GIVEN TASK
Write out the item lines character for character, beginning with the line that contains "button[interactable]: Device: [48, 98, 528, 117]" and continuing through the line that contains "staticText: 1:02 AM: [47, 51, 80, 63]", with both of those lines included.

Annotated element entries
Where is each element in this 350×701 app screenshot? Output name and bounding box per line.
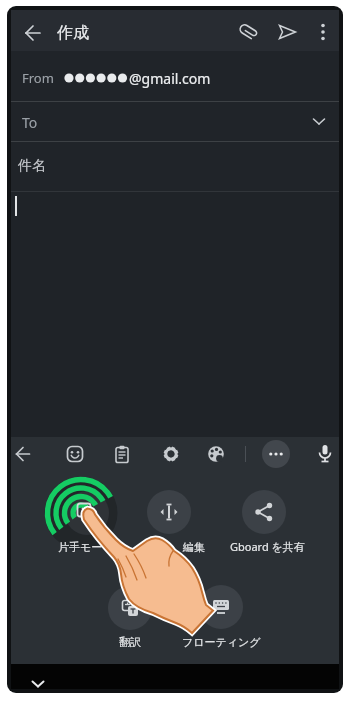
button[interactable] [11,51,339,101]
button[interactable] [199,585,243,629]
staticText: Gboard を共有 [230,539,305,554]
button[interactable] [161,444,181,464]
staticText: From [22,69,54,87]
staticText: 片手モード [58,540,114,554]
button[interactable]: Gboard を共有 [222,536,312,557]
button[interactable] [112,444,132,464]
button[interactable] [13,444,33,464]
staticText: 件名 [18,157,46,175]
button[interactable] [28,677,48,691]
button[interactable] [11,142,339,191]
button[interactable] [147,490,191,534]
staticText: 翻訳 [119,635,141,649]
button[interactable]: フローティング [176,631,266,652]
button[interactable] [242,490,286,534]
button[interactable] [237,20,261,44]
button[interactable] [262,440,290,468]
button[interactable] [11,102,339,141]
button[interactable] [206,444,226,464]
staticText: To [22,113,38,132]
staticText: 編集 [183,540,205,554]
button[interactable] [65,444,85,464]
button[interactable]: 翻訳 [110,631,150,652]
staticText: 作成 [57,23,89,43]
staticText: @gmail.com [129,69,211,88]
button[interactable] [309,111,329,131]
button[interactable] [11,192,339,437]
button[interactable]: 片手モード [53,536,119,557]
button[interactable] [275,20,299,44]
button[interactable]: 編集 [183,536,223,557]
button[interactable] [23,23,43,43]
staticText: フローティング [182,635,261,649]
button[interactable] [315,443,335,465]
button[interactable] [108,586,152,630]
button[interactable] [65,491,109,535]
button[interactable] [315,20,331,44]
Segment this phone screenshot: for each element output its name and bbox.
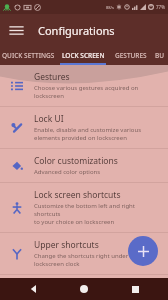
staticText: Color customizations — [34, 155, 118, 167]
staticText: GESTURES — [115, 51, 147, 60]
staticText: BU — [155, 51, 165, 60]
button[interactable]: QUICK SETTINGS — [0, 46, 56, 65]
button[interactable]: Recent apps — [118, 278, 152, 300]
staticText: Lock screen shortcuts — [34, 189, 121, 201]
staticText: Enable, disable and customize various el… — [34, 126, 142, 142]
button[interactable]: BU — [152, 46, 168, 65]
button[interactable]: Lock screen shortcuts — [0, 183, 168, 232]
button[interactable]: Back — [17, 278, 51, 300]
button[interactable]: Add — [128, 236, 158, 266]
staticText: Advanced color options — [34, 168, 101, 176]
button[interactable]: Home — [67, 278, 101, 300]
button[interactable]: Lock UI — [0, 107, 168, 148]
button[interactable]: Upper shortcuts — [0, 233, 168, 274]
staticText: 77% — [156, 4, 165, 10]
staticText: Customize the bottom left and right shor… — [34, 202, 162, 226]
button[interactable]: Open navigation menu — [0, 14, 32, 46]
button[interactable]: Gestures — [0, 65, 168, 106]
staticText: Gestures — [34, 71, 70, 83]
staticText: QUICK SETTINGS — [2, 51, 55, 60]
staticText: Upper shortcuts — [34, 239, 99, 251]
staticText: LOCK SCREEN — [62, 51, 105, 60]
staticText: Choose various gestures acquired on lock… — [34, 84, 139, 100]
button[interactable]: GESTURES — [110, 46, 152, 65]
staticText: Lock UI — [34, 113, 64, 125]
staticText: 88/s — [106, 5, 114, 10]
button[interactable]: LOCK SCREEN — [56, 46, 110, 65]
staticText: Change the shortcuts right under the loc… — [34, 252, 140, 268]
staticText: Configurations — [38, 23, 115, 38]
button[interactable]: Color customizations — [0, 149, 168, 182]
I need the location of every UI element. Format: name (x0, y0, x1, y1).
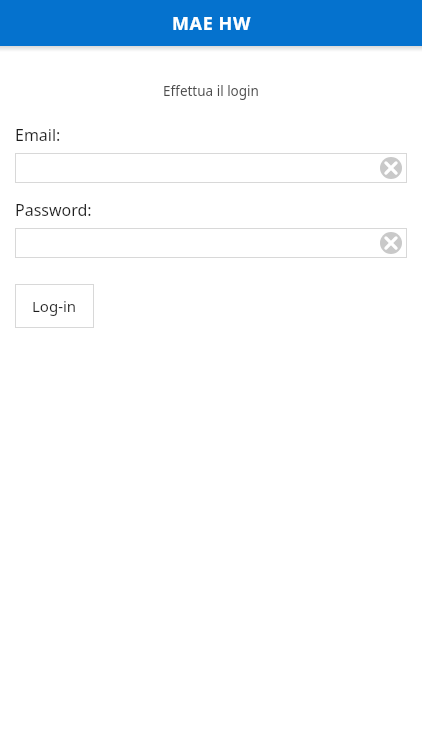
staticText: Effettua il login (0, 82, 422, 100)
button[interactable]: Clear text (15, 228, 407, 258)
button[interactable]: Clear text (380, 157, 402, 179)
staticText: Password: (15, 199, 92, 221)
staticText: MAE HW (172, 11, 251, 36)
button[interactable]: Clear text (380, 232, 402, 254)
staticText: Email: (15, 124, 61, 146)
button[interactable]: Clear text (15, 153, 407, 183)
staticText: Log-in (32, 296, 77, 316)
button[interactable]: Log-in (15, 284, 94, 328)
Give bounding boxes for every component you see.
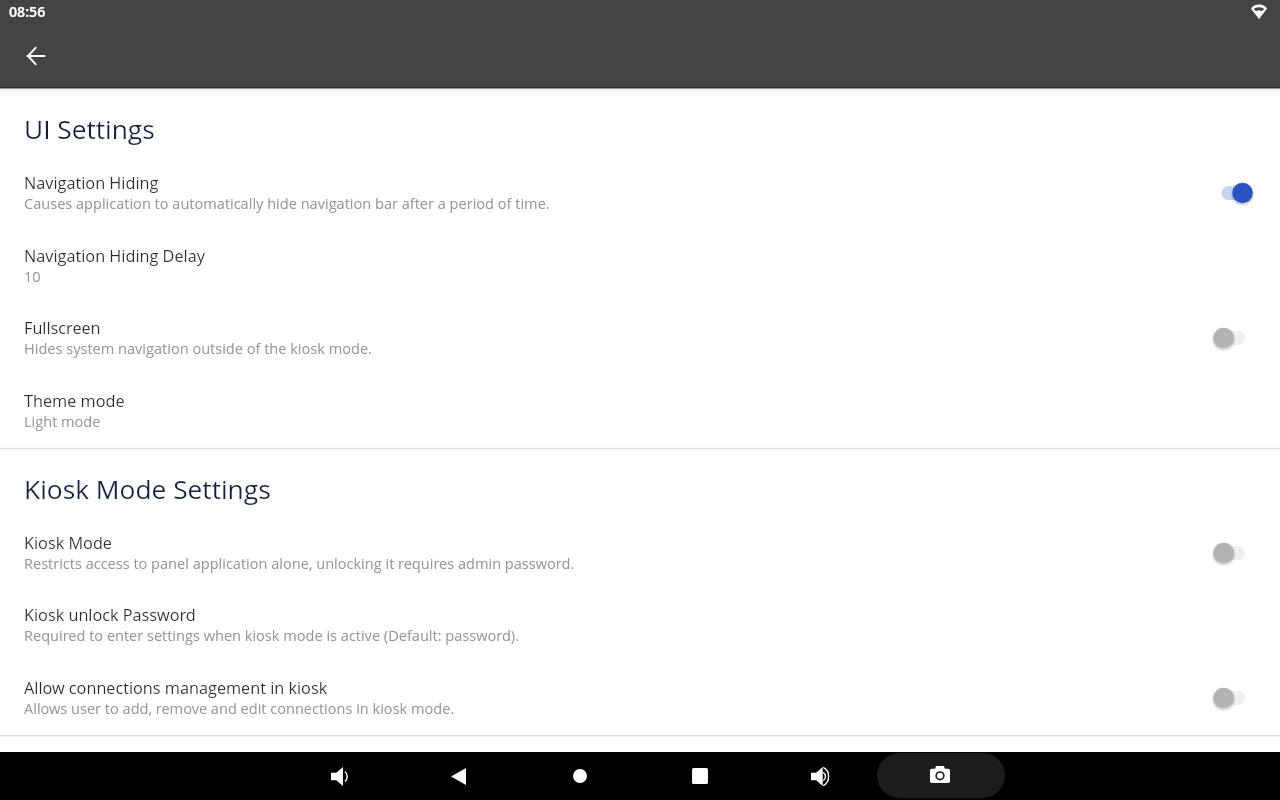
staticText: Allows user to add, remove and edit conn… [24, 698, 455, 718]
staticText: Fullscreen [24, 317, 101, 339]
staticText: Light mode [24, 411, 101, 431]
button[interactable]: Screenshot [877, 753, 1005, 798]
button[interactable]: Allow connections management in kiosk [1205, 684, 1253, 712]
staticText: Theme mode [24, 390, 125, 412]
button[interactable]: Kiosk Mode [1205, 539, 1253, 567]
button[interactable]: Kiosk Mode [0, 520, 1280, 582]
staticText: Kiosk Mode [24, 532, 112, 554]
button[interactable]: Volume down [315, 752, 364, 800]
button[interactable]: Fullscreen [1205, 324, 1253, 352]
button[interactable]: Recent apps [676, 752, 724, 800]
staticText: Kiosk Mode Settings [24, 471, 271, 507]
staticText: UI Settings [24, 111, 155, 147]
button[interactable]: Home [557, 752, 603, 800]
staticText: Restricts access to panel application al… [24, 553, 575, 573]
staticText: Kiosk unlock Password [24, 604, 196, 626]
button[interactable]: Theme mode [0, 378, 1280, 440]
button[interactable]: Navigation Hiding [1213, 179, 1261, 207]
staticText: Causes application to automatically hide… [24, 193, 550, 213]
button[interactable]: Navigate up [13, 32, 61, 80]
staticText: 08:56 [9, 2, 46, 21]
button[interactable]: Volume up [795, 752, 846, 800]
staticText: Navigation Hiding Delay [24, 245, 205, 267]
button[interactable]: Navigation Hiding [0, 160, 1280, 222]
button[interactable]: Fullscreen [0, 305, 1280, 367]
button[interactable]: Back [435, 752, 482, 800]
button[interactable]: Allow connections management in kiosk [0, 665, 1280, 727]
staticText: Navigation Hiding [24, 172, 159, 194]
button[interactable]: Kiosk unlock Password [0, 592, 1280, 654]
staticText: Hides system navigation outside of the k… [24, 338, 372, 358]
staticText: 10 [24, 266, 41, 286]
staticText: Allow connections management in kiosk [24, 677, 328, 699]
staticText: Required to enter settings when kiosk mo… [24, 625, 520, 645]
button[interactable]: Navigation Hiding Delay [0, 233, 1280, 295]
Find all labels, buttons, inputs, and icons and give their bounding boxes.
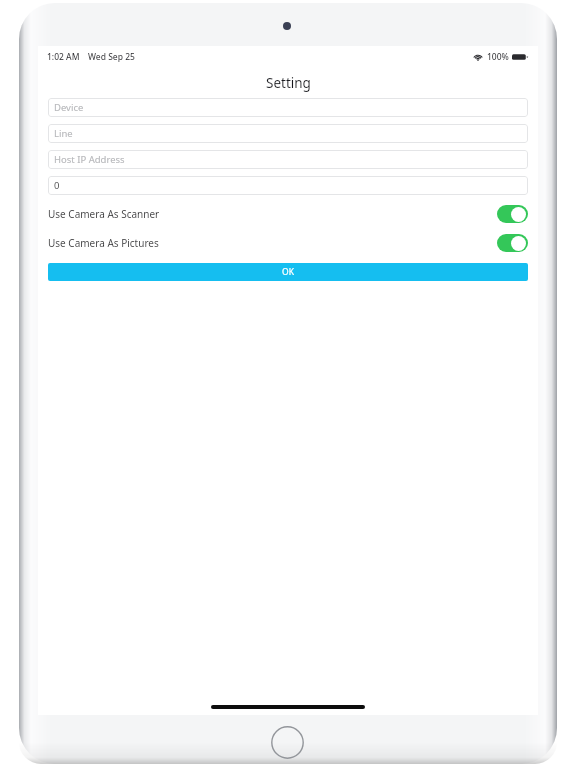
button[interactable]: Device: [48, 98, 528, 117]
button[interactable]: Use Camera As Pictures: [48, 232, 528, 254]
button[interactable]: Host IP Address: [48, 150, 528, 169]
button[interactable]: Line: [48, 124, 528, 143]
button[interactable]: Use camera toggle, on: [497, 234, 528, 252]
staticText: OK: [282, 266, 294, 278]
staticText: Wed Sep 25: [88, 51, 135, 63]
button[interactable]: OK: [48, 263, 528, 281]
staticText: Use Camera As Scanner: [48, 207, 160, 221]
staticText: Setting: [266, 74, 311, 92]
staticText: Host IP Address: [54, 153, 125, 166]
staticText: 1:02 AM: [47, 51, 80, 63]
button[interactable]: Use Camera As Scanner: [48, 203, 528, 225]
staticText: Line: [54, 127, 73, 140]
staticText: Use Camera As Pictures: [48, 236, 159, 250]
button[interactable]: Use camera toggle, on: [497, 205, 528, 223]
staticText: 100%: [487, 51, 509, 63]
button[interactable]: 0: [48, 176, 528, 195]
staticText: 0: [54, 179, 60, 192]
staticText: Device: [54, 101, 84, 114]
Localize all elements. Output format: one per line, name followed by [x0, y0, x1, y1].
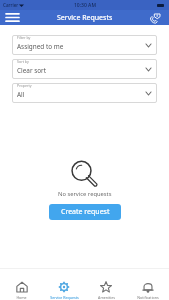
staticText: Property: [17, 83, 32, 88]
button[interactable]: Filter by: [12, 35, 157, 55]
staticText: Sort by: [17, 59, 29, 64]
staticText: Clear sort: [17, 66, 47, 75]
staticText: All: [17, 90, 25, 99]
staticText: Notifications: [137, 295, 159, 300]
staticText: Create request: [61, 207, 110, 217]
staticText: Filter by: [17, 35, 31, 40]
button[interactable]: Sort by: [12, 59, 157, 79]
staticText: Service Requests: [57, 13, 113, 23]
button[interactable]: Amenities: [85, 281, 127, 300]
button[interactable]: Create request: [49, 204, 121, 220]
staticText: Service Requests: [50, 295, 79, 300]
button[interactable]: Property: [12, 83, 157, 103]
button[interactable]: Home: [0, 281, 43, 300]
button[interactable]: Service Requests: [43, 281, 85, 300]
staticText: Amenities: [98, 295, 115, 300]
staticText: Home: [16, 295, 27, 300]
button[interactable]: Open navigation menu: [4, 10, 20, 25]
staticText: 10:30 AM: [74, 2, 96, 9]
button[interactable]: Notifications: [127, 281, 169, 300]
staticText: No service requests: [58, 190, 112, 198]
button[interactable]: Emergency call: [147, 10, 162, 25]
staticText: Assigned to me: [17, 42, 64, 51]
staticText: Carrier: [3, 2, 19, 8]
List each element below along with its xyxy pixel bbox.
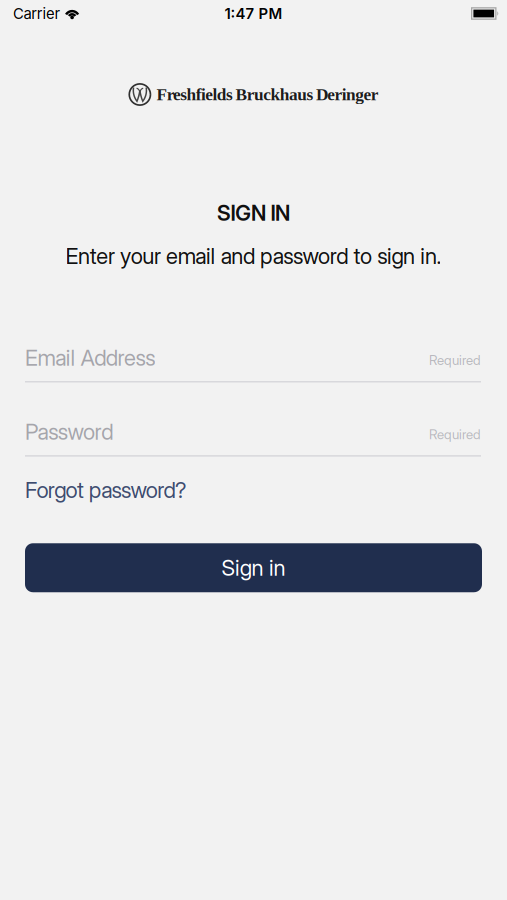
staticText: Password [25,418,113,445]
staticText: Sign in [221,554,286,581]
staticText: Carrier [13,4,61,22]
staticText: Forgot password? [25,477,187,503]
staticText: 1:47 PM [224,4,282,22]
staticText: Required [429,426,481,442]
staticText: SIGN IN [217,200,290,226]
staticText: Enter your email and password to sign in… [66,243,442,269]
staticText: Email Address [25,344,155,371]
staticText: Required [429,352,481,368]
staticText: Freshfields Bruckhaus Deringer [156,85,379,104]
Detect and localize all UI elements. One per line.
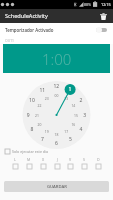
button[interactable]: GUARDAR [4, 181, 109, 192]
staticText: Temporizador Activado [5, 27, 54, 33]
staticText: S [83, 157, 85, 162]
staticText: ScheduleActivity [5, 12, 48, 20]
button[interactable]: V [66, 157, 74, 169]
button[interactable]: Temporizador Activado [0, 23, 113, 37]
button[interactable]: S [80, 157, 88, 169]
button[interactable]: J [53, 157, 61, 169]
button[interactable]: M [25, 157, 33, 169]
staticText: GUARDAR [47, 184, 67, 190]
staticText: Solo ejecutar este dia [12, 149, 49, 154]
other: Toggle timer [94, 23, 110, 37]
staticText: J [57, 157, 58, 162]
button[interactable]: Solo ejecutar este dia [5, 147, 113, 155]
staticText: L [14, 157, 16, 162]
button[interactable]: D [94, 157, 102, 169]
staticText: OUT1 [5, 38, 14, 43]
staticText: M [27, 157, 31, 162]
staticText: 88% [84, 2, 92, 7]
button[interactable]: Delete [96, 9, 110, 23]
staticText: X [42, 157, 45, 162]
button[interactable]: X [39, 157, 47, 169]
staticText: 1:00 [42, 49, 72, 69]
staticText: 12:15 [101, 2, 111, 7]
button[interactable]: L [11, 157, 19, 169]
staticText: D [97, 157, 100, 162]
staticText: V [69, 157, 72, 162]
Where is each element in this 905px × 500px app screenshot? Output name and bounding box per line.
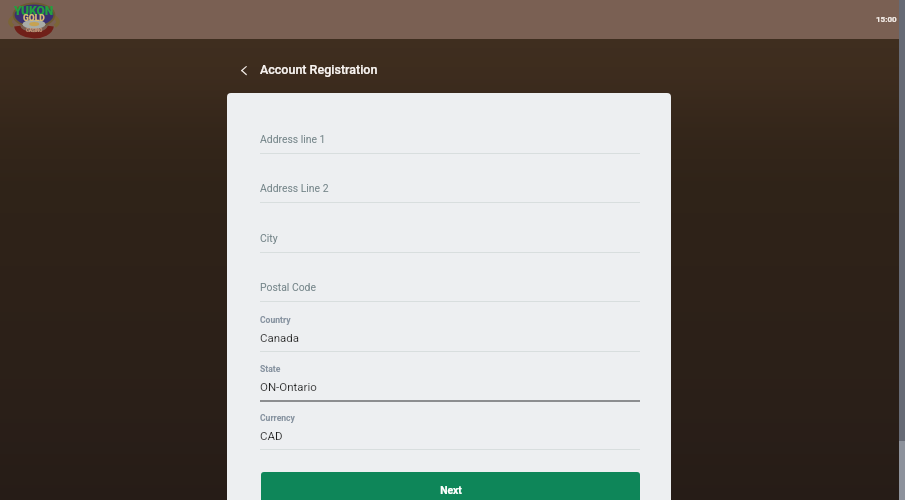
- button[interactable]: Address line 1: [260, 119, 640, 154]
- staticText: Address line 1: [260, 133, 326, 145]
- staticText: Next: [440, 484, 462, 496]
- button[interactable]: Address Line 2: [260, 168, 640, 203]
- button[interactable]: State: [260, 357, 640, 401]
- staticText: City: [260, 232, 278, 244]
- staticText: State: [260, 364, 281, 374]
- button[interactable]: Currency: [260, 406, 640, 450]
- button[interactable]: Back: [237, 56, 378, 83]
- staticText: GOLD: [23, 13, 45, 23]
- button[interactable]: Next: [261, 472, 640, 500]
- staticText: CASINO: [26, 28, 43, 33]
- staticText: CAD: [260, 429, 283, 442]
- staticText: Address Line 2: [260, 182, 329, 194]
- staticText: 15:00: [876, 15, 897, 24]
- other: Back: [237, 63, 251, 77]
- staticText: Country: [260, 315, 291, 325]
- button[interactable]: Country: [260, 308, 640, 352]
- button[interactable]: Postal Code: [260, 267, 640, 302]
- button[interactable]: City: [260, 218, 640, 253]
- staticText: Postal Code: [260, 281, 316, 293]
- button[interactable]: Yukon Gold Casino home: [10, 2, 58, 36]
- staticText: ON-Ontario: [260, 380, 317, 393]
- staticText: Canada: [260, 331, 300, 344]
- staticText: YUKON: [14, 4, 54, 18]
- staticText: Currency: [260, 413, 295, 423]
- staticText: Account Registration: [260, 62, 378, 77]
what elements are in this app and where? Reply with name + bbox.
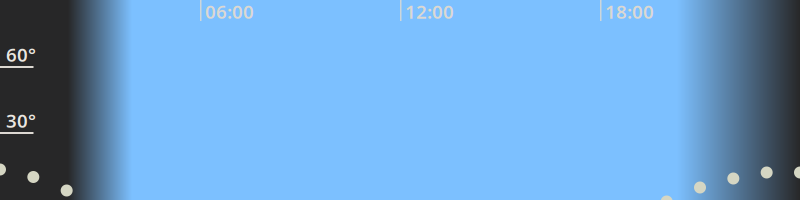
staticText: 60°	[6, 42, 36, 67]
staticText: 30°	[6, 108, 36, 133]
staticText: 12:00	[405, 0, 454, 24]
staticText: 06:00	[205, 0, 254, 24]
staticText: 18:00	[605, 0, 654, 24]
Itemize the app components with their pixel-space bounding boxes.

ANSWER TO THIS PROBLEM
button[interactable]: Device: [48, 98, 528, 117]
button[interactable]: Use Camera As Pictures: [48, 232, 528, 254]
button[interactable]: Host IP Address: [48, 150, 528, 169]
button[interactable]: Line: [48, 124, 528, 143]
button[interactable]: Use camera toggle, on: [497, 234, 528, 252]
staticText: OK: [282, 266, 294, 278]
staticText: Wed Sep 25: [88, 51, 135, 63]
button[interactable]: OK: [48, 263, 528, 281]
staticText: Use Camera As Scanner: [48, 207, 160, 221]
staticText: Setting: [266, 74, 311, 92]
staticText: Host IP Address: [54, 153, 125, 166]
staticText: 1:02 AM: [47, 51, 80, 63]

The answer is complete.